• **Your goal**
Where the string "data" occurs in the material below, report the whole line.

╔══

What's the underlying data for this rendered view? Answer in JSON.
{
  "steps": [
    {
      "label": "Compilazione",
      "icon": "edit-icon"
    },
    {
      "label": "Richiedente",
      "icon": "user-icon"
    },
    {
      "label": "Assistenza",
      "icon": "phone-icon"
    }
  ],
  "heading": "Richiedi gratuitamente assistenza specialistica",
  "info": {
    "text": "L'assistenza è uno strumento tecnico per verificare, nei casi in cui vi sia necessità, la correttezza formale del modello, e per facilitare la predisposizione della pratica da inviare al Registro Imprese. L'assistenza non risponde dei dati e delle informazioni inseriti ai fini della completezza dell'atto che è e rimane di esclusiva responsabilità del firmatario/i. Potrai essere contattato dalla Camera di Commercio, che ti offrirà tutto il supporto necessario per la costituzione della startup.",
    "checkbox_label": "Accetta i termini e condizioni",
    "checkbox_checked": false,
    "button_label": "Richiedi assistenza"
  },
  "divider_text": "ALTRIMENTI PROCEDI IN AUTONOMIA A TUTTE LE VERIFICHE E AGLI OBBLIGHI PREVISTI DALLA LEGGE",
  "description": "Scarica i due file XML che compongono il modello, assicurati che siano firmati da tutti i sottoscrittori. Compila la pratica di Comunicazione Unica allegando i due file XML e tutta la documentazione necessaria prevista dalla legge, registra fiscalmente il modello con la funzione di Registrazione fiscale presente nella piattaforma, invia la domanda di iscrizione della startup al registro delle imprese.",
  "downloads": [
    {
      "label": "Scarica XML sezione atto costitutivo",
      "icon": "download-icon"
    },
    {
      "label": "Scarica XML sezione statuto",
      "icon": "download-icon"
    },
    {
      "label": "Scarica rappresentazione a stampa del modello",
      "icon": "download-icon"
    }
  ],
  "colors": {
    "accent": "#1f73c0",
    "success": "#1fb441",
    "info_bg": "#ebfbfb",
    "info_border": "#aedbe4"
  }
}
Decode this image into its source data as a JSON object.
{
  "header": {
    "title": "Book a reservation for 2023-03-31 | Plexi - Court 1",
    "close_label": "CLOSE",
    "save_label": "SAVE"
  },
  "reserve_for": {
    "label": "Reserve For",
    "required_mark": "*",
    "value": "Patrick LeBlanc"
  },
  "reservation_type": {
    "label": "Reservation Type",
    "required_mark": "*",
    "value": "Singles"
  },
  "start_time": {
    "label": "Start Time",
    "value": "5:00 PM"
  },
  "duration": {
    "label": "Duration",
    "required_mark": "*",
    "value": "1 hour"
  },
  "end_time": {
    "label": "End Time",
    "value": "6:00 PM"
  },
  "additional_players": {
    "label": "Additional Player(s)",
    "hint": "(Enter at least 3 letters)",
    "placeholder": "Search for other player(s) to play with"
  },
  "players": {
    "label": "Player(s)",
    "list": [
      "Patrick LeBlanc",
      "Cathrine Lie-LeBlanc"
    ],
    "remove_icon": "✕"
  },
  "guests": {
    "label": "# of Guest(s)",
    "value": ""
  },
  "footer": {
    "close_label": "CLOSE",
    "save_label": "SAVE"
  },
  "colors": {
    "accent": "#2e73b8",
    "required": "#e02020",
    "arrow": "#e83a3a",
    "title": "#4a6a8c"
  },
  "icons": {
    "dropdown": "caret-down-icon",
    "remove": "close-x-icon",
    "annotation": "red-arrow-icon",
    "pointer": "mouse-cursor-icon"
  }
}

╚══

• **Solution to this task**
What's the underlying data for this rendered view? Answer in JSON.
Decode this image into its source data as a JSON object.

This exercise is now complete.